Challenge: Extract every line that includes the string "What".

Available data:
· · · · · · ·
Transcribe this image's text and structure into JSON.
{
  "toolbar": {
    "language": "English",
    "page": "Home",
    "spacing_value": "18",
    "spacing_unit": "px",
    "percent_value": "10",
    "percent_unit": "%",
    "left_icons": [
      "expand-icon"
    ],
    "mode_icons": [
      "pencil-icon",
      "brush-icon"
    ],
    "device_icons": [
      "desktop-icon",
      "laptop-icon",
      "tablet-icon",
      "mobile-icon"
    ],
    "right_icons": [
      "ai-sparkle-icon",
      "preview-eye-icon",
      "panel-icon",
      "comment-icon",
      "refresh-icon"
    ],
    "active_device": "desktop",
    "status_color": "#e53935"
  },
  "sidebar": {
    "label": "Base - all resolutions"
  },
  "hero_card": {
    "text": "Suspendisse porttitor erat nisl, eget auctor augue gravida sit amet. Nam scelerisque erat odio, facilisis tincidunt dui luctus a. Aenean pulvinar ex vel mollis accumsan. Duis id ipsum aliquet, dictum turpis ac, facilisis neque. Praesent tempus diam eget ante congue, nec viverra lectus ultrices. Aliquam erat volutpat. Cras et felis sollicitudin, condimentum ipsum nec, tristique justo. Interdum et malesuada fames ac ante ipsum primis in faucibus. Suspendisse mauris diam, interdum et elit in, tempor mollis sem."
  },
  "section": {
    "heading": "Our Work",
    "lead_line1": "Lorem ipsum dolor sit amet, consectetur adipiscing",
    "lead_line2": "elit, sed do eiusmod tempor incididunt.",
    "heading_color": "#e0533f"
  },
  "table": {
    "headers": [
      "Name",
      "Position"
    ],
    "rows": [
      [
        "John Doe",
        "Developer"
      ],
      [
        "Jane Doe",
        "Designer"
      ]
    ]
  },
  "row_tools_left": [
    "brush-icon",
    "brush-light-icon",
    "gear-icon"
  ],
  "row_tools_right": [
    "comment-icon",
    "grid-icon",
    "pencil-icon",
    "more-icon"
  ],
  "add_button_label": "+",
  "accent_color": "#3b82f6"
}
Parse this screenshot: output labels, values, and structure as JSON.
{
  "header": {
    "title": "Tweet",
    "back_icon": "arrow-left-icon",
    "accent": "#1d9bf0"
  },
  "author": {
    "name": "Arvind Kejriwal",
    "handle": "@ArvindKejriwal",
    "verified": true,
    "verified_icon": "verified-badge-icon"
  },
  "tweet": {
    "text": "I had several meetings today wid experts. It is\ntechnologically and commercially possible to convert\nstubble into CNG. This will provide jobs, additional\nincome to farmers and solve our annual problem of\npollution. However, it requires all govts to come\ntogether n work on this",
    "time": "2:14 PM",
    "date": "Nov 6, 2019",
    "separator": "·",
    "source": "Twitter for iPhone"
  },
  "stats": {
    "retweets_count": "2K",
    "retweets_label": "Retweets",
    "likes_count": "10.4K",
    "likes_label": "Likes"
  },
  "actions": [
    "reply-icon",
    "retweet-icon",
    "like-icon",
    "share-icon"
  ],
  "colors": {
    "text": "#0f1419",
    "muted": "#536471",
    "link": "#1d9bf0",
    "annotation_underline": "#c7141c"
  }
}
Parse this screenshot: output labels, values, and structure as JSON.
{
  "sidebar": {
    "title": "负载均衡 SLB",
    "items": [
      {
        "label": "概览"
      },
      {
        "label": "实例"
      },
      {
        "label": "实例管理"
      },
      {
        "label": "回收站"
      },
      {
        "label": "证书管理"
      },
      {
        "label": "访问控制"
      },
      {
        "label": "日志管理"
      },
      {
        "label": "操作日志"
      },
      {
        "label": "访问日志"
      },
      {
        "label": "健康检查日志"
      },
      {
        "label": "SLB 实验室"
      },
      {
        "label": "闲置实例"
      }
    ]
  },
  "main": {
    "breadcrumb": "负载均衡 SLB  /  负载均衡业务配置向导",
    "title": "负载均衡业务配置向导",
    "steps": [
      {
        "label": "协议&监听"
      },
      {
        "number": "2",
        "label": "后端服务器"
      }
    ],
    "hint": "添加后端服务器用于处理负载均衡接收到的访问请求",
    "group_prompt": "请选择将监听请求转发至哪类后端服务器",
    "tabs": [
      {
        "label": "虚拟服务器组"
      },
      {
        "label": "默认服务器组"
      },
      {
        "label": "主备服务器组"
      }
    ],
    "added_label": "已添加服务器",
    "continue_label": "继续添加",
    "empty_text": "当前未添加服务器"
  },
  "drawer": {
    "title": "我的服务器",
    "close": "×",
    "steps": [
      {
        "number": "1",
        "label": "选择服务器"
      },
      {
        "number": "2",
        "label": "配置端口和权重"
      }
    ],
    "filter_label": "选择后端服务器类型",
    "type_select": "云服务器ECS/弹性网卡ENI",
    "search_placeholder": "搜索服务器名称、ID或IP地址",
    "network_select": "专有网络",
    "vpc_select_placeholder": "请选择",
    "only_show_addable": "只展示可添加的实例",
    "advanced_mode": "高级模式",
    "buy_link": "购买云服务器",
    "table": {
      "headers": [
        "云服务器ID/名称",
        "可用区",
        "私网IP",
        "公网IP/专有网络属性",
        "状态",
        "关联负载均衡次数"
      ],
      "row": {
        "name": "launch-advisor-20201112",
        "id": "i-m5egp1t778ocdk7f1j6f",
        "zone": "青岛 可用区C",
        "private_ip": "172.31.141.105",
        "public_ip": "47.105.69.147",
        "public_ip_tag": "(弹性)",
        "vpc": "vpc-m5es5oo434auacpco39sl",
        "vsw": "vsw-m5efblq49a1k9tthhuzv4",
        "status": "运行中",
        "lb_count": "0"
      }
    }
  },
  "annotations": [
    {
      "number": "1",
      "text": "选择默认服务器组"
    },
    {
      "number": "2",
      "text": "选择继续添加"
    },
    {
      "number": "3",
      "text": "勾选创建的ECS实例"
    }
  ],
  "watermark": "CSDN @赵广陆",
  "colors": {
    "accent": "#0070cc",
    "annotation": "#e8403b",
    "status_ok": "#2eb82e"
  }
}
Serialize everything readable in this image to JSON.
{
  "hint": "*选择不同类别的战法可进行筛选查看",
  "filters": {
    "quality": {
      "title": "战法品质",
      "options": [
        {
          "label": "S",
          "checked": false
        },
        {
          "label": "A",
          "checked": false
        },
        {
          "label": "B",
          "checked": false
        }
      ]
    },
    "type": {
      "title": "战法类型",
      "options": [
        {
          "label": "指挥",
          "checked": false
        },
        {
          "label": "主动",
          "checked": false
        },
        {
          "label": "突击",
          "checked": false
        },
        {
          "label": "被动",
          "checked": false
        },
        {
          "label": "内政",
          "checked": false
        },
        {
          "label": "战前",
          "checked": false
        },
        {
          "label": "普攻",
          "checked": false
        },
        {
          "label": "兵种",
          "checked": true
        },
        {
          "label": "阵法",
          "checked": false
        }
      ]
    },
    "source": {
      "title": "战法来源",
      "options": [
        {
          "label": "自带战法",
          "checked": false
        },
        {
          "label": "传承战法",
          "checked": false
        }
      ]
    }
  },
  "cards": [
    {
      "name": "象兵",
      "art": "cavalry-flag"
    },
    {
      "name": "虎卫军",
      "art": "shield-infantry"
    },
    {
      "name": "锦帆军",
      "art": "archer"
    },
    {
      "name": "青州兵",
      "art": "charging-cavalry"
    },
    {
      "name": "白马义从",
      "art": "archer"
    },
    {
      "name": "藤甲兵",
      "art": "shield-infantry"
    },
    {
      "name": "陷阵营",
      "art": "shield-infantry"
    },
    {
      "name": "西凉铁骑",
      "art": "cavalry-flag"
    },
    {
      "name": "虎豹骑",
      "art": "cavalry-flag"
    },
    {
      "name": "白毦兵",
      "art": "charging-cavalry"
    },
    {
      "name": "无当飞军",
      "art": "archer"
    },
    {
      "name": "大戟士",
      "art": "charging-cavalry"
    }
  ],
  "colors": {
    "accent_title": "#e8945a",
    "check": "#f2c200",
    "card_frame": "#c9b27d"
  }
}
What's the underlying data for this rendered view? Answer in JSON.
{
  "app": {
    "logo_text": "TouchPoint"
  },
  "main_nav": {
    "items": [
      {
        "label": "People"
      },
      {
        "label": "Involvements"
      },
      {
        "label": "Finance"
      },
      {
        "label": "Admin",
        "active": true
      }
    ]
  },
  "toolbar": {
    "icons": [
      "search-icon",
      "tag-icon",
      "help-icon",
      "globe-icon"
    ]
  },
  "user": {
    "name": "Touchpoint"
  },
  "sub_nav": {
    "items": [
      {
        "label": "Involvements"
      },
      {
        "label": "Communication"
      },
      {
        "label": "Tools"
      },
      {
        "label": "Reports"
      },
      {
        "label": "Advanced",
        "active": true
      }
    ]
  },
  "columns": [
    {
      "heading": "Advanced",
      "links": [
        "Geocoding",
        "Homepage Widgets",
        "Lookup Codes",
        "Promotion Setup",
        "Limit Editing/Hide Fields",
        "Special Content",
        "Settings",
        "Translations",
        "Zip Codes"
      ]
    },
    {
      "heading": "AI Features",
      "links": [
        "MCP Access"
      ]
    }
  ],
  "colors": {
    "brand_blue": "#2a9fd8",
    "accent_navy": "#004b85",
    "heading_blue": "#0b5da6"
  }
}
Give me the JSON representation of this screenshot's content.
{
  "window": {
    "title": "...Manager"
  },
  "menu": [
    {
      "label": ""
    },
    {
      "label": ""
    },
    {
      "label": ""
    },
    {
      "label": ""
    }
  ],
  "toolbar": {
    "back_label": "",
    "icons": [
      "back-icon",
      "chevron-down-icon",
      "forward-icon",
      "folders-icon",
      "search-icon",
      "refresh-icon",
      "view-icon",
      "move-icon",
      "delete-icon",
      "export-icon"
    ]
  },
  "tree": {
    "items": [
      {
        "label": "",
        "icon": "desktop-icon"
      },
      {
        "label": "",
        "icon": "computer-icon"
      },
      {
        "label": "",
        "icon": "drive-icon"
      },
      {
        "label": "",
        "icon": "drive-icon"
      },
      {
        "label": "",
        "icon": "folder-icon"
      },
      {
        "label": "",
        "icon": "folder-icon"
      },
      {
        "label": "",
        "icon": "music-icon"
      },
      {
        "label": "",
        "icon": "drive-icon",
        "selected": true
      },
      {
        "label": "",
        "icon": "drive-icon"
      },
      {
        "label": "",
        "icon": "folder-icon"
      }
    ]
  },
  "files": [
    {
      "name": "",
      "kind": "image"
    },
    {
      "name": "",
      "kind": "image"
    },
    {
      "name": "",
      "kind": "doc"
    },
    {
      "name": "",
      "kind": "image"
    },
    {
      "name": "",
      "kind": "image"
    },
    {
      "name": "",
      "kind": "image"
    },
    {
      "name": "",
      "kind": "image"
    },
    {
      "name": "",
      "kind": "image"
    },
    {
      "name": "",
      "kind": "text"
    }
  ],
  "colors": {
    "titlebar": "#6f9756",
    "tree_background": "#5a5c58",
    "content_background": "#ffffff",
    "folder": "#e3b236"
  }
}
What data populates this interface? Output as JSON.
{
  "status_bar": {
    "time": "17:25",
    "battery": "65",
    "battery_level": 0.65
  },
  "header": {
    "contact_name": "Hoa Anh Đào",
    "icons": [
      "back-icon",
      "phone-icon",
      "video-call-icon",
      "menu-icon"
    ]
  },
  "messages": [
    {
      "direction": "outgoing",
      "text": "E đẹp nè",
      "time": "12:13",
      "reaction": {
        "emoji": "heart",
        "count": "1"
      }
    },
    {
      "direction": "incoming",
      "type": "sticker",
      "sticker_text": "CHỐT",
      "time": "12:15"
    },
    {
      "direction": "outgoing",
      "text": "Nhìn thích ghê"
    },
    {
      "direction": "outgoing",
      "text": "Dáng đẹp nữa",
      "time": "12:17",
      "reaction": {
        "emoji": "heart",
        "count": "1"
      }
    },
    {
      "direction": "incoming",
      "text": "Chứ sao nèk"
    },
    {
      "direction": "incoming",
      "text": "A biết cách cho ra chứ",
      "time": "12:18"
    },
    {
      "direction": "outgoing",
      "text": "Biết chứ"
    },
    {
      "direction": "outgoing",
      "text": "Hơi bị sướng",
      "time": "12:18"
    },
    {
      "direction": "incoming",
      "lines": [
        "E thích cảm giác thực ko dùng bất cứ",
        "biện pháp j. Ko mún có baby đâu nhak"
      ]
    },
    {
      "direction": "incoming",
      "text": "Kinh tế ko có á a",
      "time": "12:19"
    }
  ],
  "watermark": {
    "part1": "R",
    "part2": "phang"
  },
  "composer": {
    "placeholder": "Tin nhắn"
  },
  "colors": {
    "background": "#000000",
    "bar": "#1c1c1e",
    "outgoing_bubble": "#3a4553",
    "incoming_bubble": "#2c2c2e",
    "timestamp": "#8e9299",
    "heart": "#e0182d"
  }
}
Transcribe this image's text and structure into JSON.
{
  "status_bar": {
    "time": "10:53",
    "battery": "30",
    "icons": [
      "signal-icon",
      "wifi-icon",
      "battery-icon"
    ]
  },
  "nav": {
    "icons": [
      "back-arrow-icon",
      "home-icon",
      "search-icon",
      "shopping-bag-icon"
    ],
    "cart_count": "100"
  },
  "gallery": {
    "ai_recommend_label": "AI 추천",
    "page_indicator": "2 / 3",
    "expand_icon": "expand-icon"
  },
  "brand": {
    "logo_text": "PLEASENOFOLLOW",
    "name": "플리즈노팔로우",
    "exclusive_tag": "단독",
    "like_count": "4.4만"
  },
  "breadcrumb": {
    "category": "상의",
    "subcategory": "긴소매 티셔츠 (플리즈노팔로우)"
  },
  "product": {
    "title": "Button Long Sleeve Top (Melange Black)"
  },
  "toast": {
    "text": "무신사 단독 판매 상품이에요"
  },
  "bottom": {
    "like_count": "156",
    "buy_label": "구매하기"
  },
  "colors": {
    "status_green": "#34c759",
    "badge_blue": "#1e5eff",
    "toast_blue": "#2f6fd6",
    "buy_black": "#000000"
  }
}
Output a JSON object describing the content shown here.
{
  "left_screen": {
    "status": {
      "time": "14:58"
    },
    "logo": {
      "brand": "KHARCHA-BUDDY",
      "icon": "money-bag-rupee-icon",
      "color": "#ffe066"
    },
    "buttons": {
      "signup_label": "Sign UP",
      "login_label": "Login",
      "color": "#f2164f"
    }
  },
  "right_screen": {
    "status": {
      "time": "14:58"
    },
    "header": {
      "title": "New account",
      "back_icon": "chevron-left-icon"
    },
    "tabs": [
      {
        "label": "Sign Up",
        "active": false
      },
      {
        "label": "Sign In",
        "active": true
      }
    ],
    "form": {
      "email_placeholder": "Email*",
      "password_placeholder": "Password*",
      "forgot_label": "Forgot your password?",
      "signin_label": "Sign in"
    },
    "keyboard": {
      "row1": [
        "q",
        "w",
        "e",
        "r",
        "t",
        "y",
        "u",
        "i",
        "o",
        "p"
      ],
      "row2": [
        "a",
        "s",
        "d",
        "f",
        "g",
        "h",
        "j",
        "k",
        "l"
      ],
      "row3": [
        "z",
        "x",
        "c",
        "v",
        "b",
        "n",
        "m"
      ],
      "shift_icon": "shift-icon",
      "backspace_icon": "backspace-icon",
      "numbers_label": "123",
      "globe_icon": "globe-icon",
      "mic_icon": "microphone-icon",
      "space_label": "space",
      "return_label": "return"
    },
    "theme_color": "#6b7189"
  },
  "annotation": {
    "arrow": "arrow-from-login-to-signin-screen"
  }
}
· · · · · · ·
Output for this exercise:
What's the underlying data for this rendered view? Answer in JSON.
What data populates this interface? Output as JSON.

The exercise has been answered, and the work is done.